[BEGIN Items]

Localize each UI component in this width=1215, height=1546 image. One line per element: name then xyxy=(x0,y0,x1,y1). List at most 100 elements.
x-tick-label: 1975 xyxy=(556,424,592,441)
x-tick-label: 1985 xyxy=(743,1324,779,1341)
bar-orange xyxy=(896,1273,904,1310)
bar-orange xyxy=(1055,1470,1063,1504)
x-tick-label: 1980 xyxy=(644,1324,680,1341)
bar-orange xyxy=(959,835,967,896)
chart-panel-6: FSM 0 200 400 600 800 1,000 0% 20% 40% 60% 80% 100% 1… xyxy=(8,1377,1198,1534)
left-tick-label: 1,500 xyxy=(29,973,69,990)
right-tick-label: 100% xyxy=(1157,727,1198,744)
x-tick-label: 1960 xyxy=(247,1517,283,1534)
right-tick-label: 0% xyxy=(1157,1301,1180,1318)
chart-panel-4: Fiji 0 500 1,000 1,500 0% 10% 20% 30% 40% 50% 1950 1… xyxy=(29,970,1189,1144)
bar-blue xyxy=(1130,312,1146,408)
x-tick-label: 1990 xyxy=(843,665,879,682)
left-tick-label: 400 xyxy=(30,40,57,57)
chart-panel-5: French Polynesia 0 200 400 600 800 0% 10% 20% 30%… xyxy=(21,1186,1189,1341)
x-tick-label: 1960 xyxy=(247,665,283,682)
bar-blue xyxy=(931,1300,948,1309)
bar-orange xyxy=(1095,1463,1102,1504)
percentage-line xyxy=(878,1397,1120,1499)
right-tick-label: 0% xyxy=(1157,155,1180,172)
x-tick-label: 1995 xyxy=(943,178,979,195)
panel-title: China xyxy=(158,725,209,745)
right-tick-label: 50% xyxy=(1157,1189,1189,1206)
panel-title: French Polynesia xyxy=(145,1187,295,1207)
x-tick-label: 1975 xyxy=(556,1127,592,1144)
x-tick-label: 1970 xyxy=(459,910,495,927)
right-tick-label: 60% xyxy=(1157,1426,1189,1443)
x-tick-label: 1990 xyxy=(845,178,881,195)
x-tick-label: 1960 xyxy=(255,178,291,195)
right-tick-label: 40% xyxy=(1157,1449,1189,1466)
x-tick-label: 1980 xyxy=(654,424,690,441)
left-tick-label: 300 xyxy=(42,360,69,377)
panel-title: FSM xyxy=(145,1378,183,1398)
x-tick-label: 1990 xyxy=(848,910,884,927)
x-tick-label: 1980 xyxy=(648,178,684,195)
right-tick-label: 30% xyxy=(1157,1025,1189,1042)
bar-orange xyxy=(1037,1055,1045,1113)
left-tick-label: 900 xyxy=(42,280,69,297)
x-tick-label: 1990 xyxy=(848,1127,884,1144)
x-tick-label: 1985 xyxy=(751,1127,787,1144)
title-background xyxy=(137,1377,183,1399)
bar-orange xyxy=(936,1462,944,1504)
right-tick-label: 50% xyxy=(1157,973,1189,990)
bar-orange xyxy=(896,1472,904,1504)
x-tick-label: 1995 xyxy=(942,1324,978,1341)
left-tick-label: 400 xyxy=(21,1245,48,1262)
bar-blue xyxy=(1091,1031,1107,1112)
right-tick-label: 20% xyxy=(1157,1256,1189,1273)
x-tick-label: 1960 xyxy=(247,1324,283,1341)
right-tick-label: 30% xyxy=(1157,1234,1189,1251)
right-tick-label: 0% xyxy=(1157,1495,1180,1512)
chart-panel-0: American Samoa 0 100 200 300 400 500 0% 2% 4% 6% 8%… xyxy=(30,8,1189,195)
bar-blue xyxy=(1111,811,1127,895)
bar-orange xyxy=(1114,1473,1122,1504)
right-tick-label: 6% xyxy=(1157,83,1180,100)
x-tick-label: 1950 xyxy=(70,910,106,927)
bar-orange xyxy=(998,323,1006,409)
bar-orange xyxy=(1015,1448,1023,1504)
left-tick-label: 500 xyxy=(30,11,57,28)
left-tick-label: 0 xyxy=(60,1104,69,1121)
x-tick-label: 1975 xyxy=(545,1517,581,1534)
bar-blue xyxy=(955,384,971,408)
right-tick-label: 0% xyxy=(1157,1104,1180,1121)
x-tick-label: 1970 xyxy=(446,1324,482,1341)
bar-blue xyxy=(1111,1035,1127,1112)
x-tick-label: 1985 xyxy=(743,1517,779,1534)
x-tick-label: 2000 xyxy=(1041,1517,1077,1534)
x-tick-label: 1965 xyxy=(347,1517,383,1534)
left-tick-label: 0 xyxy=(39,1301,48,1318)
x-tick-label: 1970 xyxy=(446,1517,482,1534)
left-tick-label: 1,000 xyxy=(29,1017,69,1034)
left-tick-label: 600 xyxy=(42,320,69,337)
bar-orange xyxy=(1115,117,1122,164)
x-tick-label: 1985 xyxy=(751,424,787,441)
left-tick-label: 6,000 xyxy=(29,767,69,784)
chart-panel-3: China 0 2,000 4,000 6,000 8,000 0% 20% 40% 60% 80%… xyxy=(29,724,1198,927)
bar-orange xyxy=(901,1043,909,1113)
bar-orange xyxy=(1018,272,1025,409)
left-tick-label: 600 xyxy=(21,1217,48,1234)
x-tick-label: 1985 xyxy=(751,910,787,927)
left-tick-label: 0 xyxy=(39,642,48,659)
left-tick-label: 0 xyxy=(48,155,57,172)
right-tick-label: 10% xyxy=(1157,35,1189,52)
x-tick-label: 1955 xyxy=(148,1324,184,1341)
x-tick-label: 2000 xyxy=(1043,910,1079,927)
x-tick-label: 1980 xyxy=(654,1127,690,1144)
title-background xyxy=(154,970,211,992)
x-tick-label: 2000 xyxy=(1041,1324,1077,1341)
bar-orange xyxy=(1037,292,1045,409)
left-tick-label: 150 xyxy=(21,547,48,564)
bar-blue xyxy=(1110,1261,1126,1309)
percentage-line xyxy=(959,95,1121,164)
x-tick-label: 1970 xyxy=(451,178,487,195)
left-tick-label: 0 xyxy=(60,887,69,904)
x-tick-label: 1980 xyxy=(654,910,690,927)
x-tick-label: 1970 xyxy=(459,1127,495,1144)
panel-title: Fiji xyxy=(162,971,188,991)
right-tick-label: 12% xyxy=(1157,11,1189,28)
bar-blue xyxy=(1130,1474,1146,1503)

[END Items]

Please convert the lines above, from the first one through the line containing "right-tick-label: 0% xyxy=(1157,1301,1180,1318)", into a Markdown table with an Index column that numbers the rows and a Text column that holds each line, leaving out blank lines.

* **Answer in full**
| Index | Text |
|---|---|
| 1 | Localize each UI component in this width=1215, height=1546 image. One line per element: name then xyxy=(x0,y0,x1,y1). List at most 100 elements. |
| 2 | x-tick-label: 1975 xyxy=(556,424,592,441) |
| 3 | x-tick-label: 1985 xyxy=(743,1324,779,1341) |
| 4 | bar-orange xyxy=(896,1273,904,1310) |
| 5 | bar-orange xyxy=(1055,1470,1063,1504) |
| 6 | x-tick-label: 1980 xyxy=(644,1324,680,1341) |
| 7 | bar-orange xyxy=(959,835,967,896) |
| 8 | chart-panel-6: FSM 0 200 400 600 800 1,000 0% 20% 40% 60% 80% 100% 1… xyxy=(8,1377,1198,1534) |
| 9 | left-tick-label: 1,500 xyxy=(29,973,69,990) |
| 10 | right-tick-label: 100% xyxy=(1157,727,1198,744) |
| 11 | x-tick-label: 1960 xyxy=(247,1517,283,1534) |
| 12 | right-tick-label: 0% xyxy=(1157,1301,1180,1318) |